[start of Given information]
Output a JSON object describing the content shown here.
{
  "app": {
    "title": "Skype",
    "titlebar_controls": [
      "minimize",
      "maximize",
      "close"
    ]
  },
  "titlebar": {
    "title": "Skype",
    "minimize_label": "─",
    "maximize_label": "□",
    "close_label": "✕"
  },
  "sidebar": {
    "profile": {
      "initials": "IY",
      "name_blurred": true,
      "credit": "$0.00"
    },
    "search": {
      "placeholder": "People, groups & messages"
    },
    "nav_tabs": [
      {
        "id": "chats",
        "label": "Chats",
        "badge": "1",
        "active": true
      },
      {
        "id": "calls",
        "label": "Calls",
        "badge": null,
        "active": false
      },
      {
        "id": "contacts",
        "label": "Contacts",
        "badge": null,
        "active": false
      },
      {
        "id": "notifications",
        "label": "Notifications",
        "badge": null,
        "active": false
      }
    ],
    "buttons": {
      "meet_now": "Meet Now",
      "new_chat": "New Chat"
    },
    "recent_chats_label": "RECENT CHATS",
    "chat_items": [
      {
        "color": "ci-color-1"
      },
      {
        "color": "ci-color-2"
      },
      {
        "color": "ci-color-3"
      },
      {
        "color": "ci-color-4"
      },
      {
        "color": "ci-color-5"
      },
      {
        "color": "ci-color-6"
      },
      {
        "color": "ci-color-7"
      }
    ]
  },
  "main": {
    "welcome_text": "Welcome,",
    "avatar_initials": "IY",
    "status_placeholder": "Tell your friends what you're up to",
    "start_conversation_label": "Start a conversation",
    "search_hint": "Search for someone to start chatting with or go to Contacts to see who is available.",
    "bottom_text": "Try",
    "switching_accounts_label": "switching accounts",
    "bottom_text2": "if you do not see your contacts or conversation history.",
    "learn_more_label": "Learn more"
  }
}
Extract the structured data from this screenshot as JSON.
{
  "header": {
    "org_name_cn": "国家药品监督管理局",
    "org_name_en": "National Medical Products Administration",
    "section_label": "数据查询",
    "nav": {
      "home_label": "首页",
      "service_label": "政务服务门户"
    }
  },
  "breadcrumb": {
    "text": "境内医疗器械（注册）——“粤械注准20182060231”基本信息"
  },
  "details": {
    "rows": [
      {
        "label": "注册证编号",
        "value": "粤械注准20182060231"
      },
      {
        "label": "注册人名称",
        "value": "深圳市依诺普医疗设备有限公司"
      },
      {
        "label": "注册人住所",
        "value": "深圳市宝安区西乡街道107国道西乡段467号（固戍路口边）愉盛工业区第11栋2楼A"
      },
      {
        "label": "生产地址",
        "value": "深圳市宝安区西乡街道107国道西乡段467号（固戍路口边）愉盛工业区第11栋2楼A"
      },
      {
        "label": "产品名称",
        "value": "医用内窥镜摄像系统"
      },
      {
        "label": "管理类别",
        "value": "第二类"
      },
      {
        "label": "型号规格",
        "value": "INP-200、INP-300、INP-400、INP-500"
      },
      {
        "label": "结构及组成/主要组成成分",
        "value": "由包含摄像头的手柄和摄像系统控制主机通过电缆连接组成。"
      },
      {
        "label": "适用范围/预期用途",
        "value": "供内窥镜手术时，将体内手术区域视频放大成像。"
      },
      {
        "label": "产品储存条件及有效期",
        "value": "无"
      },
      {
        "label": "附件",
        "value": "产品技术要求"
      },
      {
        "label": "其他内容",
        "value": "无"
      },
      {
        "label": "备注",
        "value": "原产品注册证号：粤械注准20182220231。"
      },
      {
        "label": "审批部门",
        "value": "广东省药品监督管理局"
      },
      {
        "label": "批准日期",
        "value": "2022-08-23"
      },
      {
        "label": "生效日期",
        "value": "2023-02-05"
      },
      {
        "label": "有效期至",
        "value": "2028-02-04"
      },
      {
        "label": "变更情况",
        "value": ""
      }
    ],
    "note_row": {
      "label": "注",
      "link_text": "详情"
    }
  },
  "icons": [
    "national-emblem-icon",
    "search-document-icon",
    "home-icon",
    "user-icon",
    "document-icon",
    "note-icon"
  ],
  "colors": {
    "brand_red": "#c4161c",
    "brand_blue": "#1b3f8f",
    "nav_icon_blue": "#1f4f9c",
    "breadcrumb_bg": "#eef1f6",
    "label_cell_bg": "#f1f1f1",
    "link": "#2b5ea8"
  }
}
[end of Given information]
**What needs to be done:** Copy the lines from the entries above in which the word "your" appears.

**Full response:**
    "status_placeholder": "Tell your friends what you're up to",
    "bottom_text2": "if you do not see your contacts or conversation history.",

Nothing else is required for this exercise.